---------- Record excerpts ----------
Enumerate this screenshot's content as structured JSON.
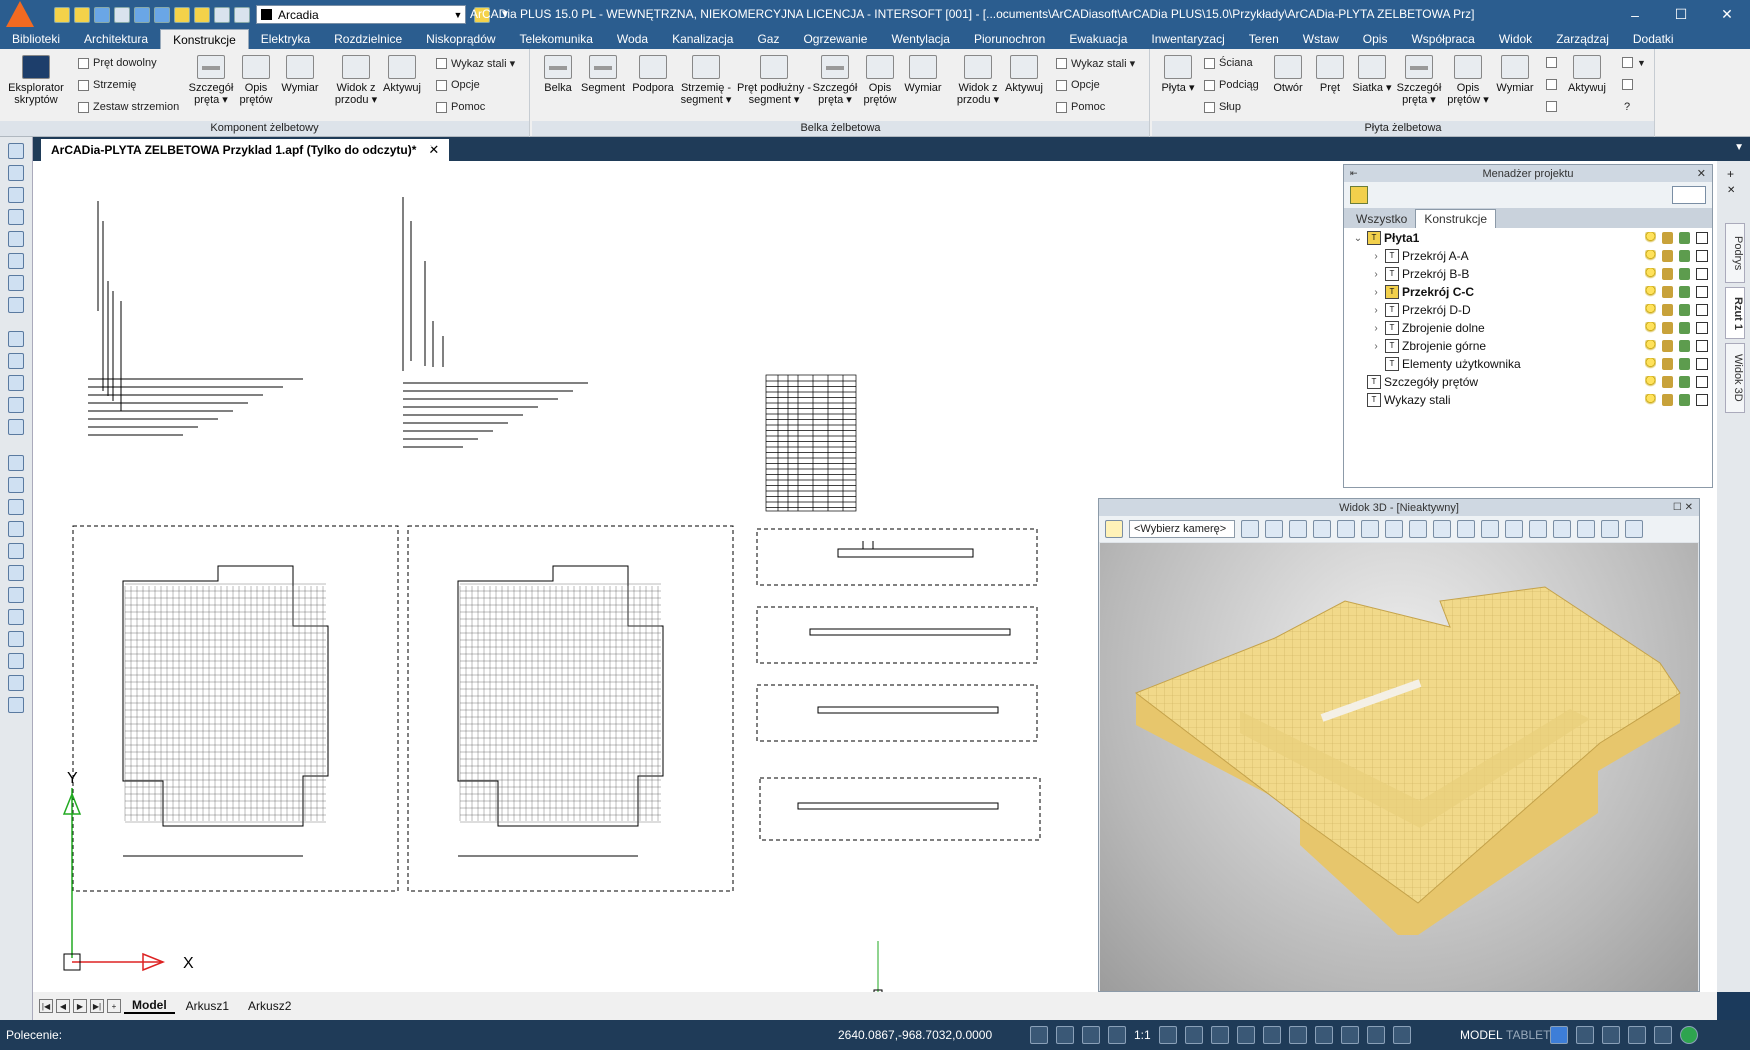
{
  "window": {
    "title": "ArCADia PLUS 15.0 PL - WEWNĘTRZNA, NIEKOMERCYJNA LICENCJA - INTERSOFT [001] - [...ocuments\\ArCADiasoft\\ArCADia PLUS\\15.0\\Przykłady\\ArCADia-PLYTA ZELBETOWA Prz]",
    "layer_combo": "Arcadia",
    "minimize": "–",
    "maximize": "☐",
    "close": "✕"
  },
  "menu": {
    "tabs": [
      "Biblioteki",
      "Architektura",
      "Konstrukcje",
      "Elektryka",
      "Rozdzielnice",
      "Niskoprądów",
      "Telekomunika",
      "Woda",
      "Kanalizacja",
      "Gaz",
      "Ogrzewanie",
      "Wentylacja",
      "Piorunochron",
      "Ewakuacja",
      "Inwentaryzacj",
      "Teren",
      "Wstaw",
      "Opis",
      "Współpraca",
      "Widok",
      "Zarządzaj",
      "Dodatki"
    ],
    "active": "Konstrukcje"
  },
  "ribbon": {
    "group1": {
      "title": "Komponent żelbetowy",
      "eksplorator": "Eksplorator skryptów",
      "pret_dowolny": "Pręt dowolny",
      "strzemie": "Strzemię",
      "zestaw": "Zestaw strzemion",
      "szczegol": "Szczegół pręta ▾",
      "opis": "Opis prętów",
      "wymiar": "Wymiar",
      "widok": "Widok z przodu ▾",
      "aktywuj": "Aktywuj",
      "wykaz": "Wykaz stali ▾",
      "opcje": "Opcje",
      "pomoc": "Pomoc"
    },
    "group2": {
      "title": "Belka żelbetowa",
      "belka": "Belka",
      "segment": "Segment",
      "podpora": "Podpora",
      "strzemie": "Strzemię - segment ▾",
      "pret": "Pręt podłużny - segment ▾",
      "szczegol": "Szczegół pręta ▾",
      "opis": "Opis prętów",
      "wymiar": "Wymiar",
      "widok": "Widok z przodu ▾",
      "aktywuj": "Aktywuj",
      "wykaz": "Wykaz stali ▾",
      "opcje": "Opcje",
      "pomoc": "Pomoc"
    },
    "group3": {
      "title": "Płyta żelbetowa",
      "plyta": "Płyta ▾",
      "sciana": "Ściana",
      "podciag": "Podciąg",
      "slup": "Słup",
      "otwor": "Otwór",
      "pret": "Pręt",
      "siatka": "Siatka ▾",
      "szczegol": "Szczegół pręta ▾",
      "opis": "Opis prętów ▾",
      "wymiar": "Wymiar",
      "aktywuj": "Aktywuj",
      "help": "?"
    }
  },
  "document": {
    "tab": "ArCADia-PLYTA ZELBETOWA Przyklad 1.apf (Tylko do odczytu)*",
    "close": "✕",
    "add": "+",
    "axis_x": "X",
    "axis_y": "Y"
  },
  "project_manager": {
    "title": "Menadżer projektu",
    "tabs": [
      "Wszystko",
      "Konstrukcje"
    ],
    "active_tab": "Konstrukcje",
    "items": [
      {
        "label": "Płyta1",
        "level": 0,
        "bold": true,
        "expanded": true
      },
      {
        "label": "Przekrój A-A",
        "level": 1,
        "bold": false
      },
      {
        "label": "Przekrój B-B",
        "level": 1,
        "bold": false
      },
      {
        "label": "Przekrój C-C",
        "level": 1,
        "bold": true
      },
      {
        "label": "Przekrój D-D",
        "level": 1,
        "bold": false
      },
      {
        "label": "Zbrojenie dolne",
        "level": 1,
        "bold": false
      },
      {
        "label": "Zbrojenie górne",
        "level": 1,
        "bold": false
      },
      {
        "label": "Elementy użytkownika",
        "level": 1,
        "bold": false
      },
      {
        "label": "Szczegóły prętów",
        "level": 0,
        "bold": false
      },
      {
        "label": "Wykazy stali",
        "level": 0,
        "bold": false
      }
    ]
  },
  "view3d": {
    "title": "Widok 3D - [Nieaktywny]",
    "camera": "<Wybierz kamerę>"
  },
  "side_tabs": [
    "Podrys",
    "Rzut 1",
    "Widok 3D"
  ],
  "layout_tabs": [
    "Model",
    "Arkusz1",
    "Arkusz2"
  ],
  "status": {
    "command_label": "Polecenie:",
    "coords": "2640.0867,-968.7032,0.0000",
    "scale": "1:1",
    "model": "MODEL",
    "tablet": "TABLET"
  }
}
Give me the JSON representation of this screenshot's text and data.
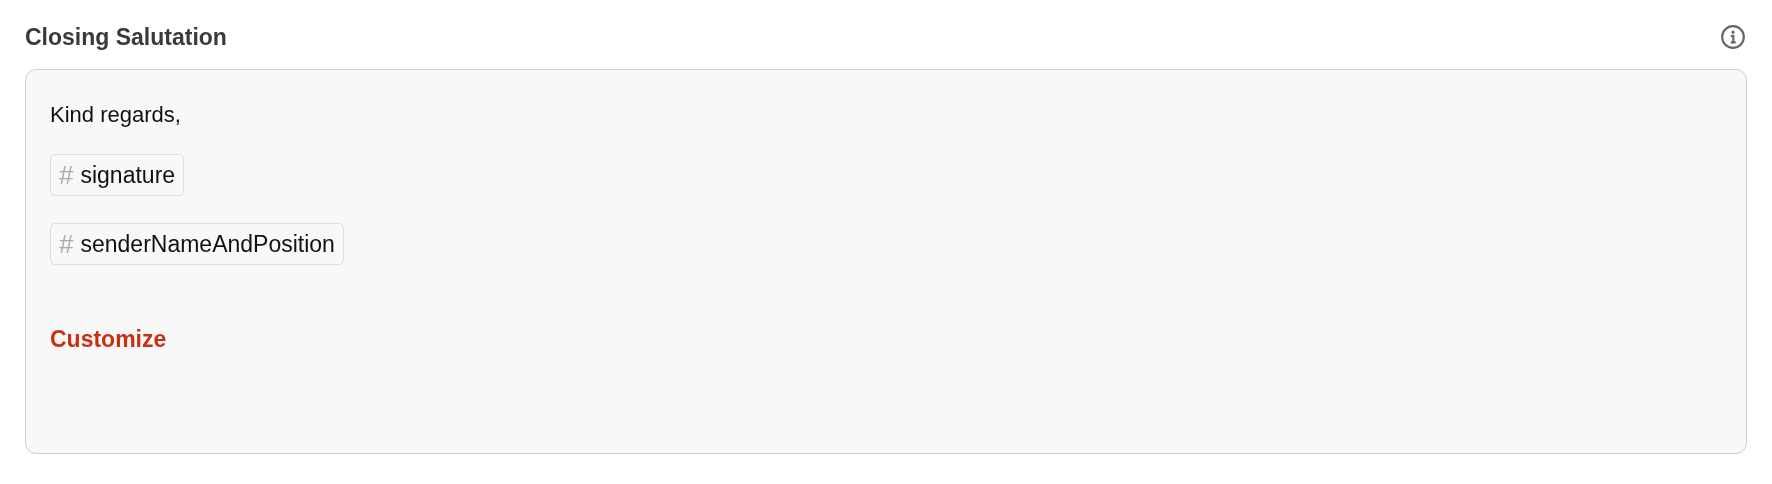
----------
**Objective:**
Copy everything in the records above except the pictures, exactly as written.

**Exercise response:**
Enumerate this screenshot's content as structured JSON.
{
  "window": {
    "title": "ArCADia PLUS 15.0 PL - WEWNĘTRZNA, NIEKOMERCYJNA LICENCJA - INTERSOFT [001] - [...ocuments\\ArCADiasoft\\ArCADia PLUS\\15.0\\Przykłady\\ArCADia-PLYTA ZELBETOWA Prz]",
    "layer_combo": "Arcadia",
    "minimize": "–",
    "maximize": "☐",
    "close": "✕"
  },
  "menu": {
    "tabs": [
      "Biblioteki",
      "Architektura",
      "Konstrukcje",
      "Elektryka",
      "Rozdzielnice",
      "Niskoprądów",
      "Telekomunika",
      "Woda",
      "Kanalizacja",
      "Gaz",
      "Ogrzewanie",
      "Wentylacja",
      "Piorunochron",
      "Ewakuacja",
      "Inwentaryzacj",
      "Teren",
      "Wstaw",
      "Opis",
      "Współpraca",
      "Widok",
      "Zarządzaj",
      "Dodatki"
    ],
    "active": "Konstrukcje"
  },
  "ribbon": {
    "group1": {
      "title": "Komponent żelbetowy",
      "eksplorator": "Eksplorator skryptów",
      "pret_dowolny": "Pręt dowolny",
      "strzemie": "Strzemię",
      "zestaw": "Zestaw strzemion",
      "szczegol": "Szczegół pręta ▾",
      "opis": "Opis prętów",
      "wymiar": "Wymiar",
      "widok": "Widok z przodu ▾",
      "aktywuj": "Aktywuj",
      "wykaz": "Wykaz stali ▾",
      "opcje": "Opcje",
      "pomoc": "Pomoc"
    },
    "group2": {
      "title": "Belka żelbetowa",
      "belka": "Belka",
      "segment": "Segment",
      "podpora": "Podpora",
      "strzemie": "Strzemię - segment ▾",
      "pret": "Pręt podłużny - segment ▾",
      "szczegol": "Szczegół pręta ▾",
      "opis": "Opis prętów",
      "wymiar": "Wymiar",
      "widok": "Widok z przodu ▾",
      "aktywuj": "Aktywuj",
      "wykaz": "Wykaz stali ▾",
      "opcje": "Opcje",
      "pomoc": "Pomoc"
    },
    "group3": {
      "title": "Płyta żelbetowa",
      "plyta": "Płyta ▾",
      "sciana": "Ściana",
      "podciag": "Podciąg",
      "slup": "Słup",
      "otwor": "Otwór",
      "pret": "Pręt",
      "siatka": "Siatka ▾",
      "szczegol": "Szczegół pręta ▾",
      "opis": "Opis prętów ▾",
      "wymiar": "Wymiar",
      "aktywuj": "Aktywuj",
      "help": "?"
    }
  },
  "document": {
    "tab": "ArCADia-PLYTA ZELBETOWA Przyklad 1.apf (Tylko do odczytu)*",
    "close": "✕",
    "add": "+",
    "axis_x": "X",
    "axis_y": "Y"
  },
  "project_manager": {
    "title": "Menadżer projektu",
    "tabs": [
      "Wszystko",
      "Konstrukcje"
    ],
    "active_tab": "Konstrukcje",
    "items": [
      {
        "label": "Płyta1",
        "level": 0,
        "bold": true,
        "expanded": true
      },
      {
        "label": "Przekrój A-A",
        "level": 1,
        "bold": false
      },
      {
        "label": "Przekrój B-B",
        "level": 1,
        "bold": false
      },
      {
        "label": "Przekrój C-C",
        "level": 1,
        "bold": true
      },
      {
        "label": "Przekrój D-D",
        "level": 1,
        "bold": false
      },
      {
        "label": "Zbrojenie dolne",
        "level": 1,
        "bold": false
      },
      {
        "label": "Zbrojenie górne",
        "level": 1,
        "bold": false
      },
      {
        "label": "Elementy użytkownika",
        "level": 1,
        "bold": false
      },
      {
        "label": "Szczegóły prętów",
        "level": 0,
        "bold": false
      },
      {
        "label": "Wykazy stali",
        "level": 0,
        "bold": false
      }
    ]
  },
  "view3d": {
    "title": "Widok 3D - [Nieaktywny]",
    "camera": "<Wybierz kamerę>"
  },
  "side_tabs": [
    "Podrys",
    "Rzut 1",
    "Widok 3D"
  ],
  "layout_tabs": [
    "Model",
    "Arkusz1",
    "Arkusz2"
  ],
  "status": {
    "command_label": "Polecenie:",
    "coords": "2640.0867,-968.7032,0.0000",
    "scale": "1:1",
    "model": "MODEL",
    "tablet": "TABLET"
  }
}
Give me the JSON representation of this screenshot's text and data.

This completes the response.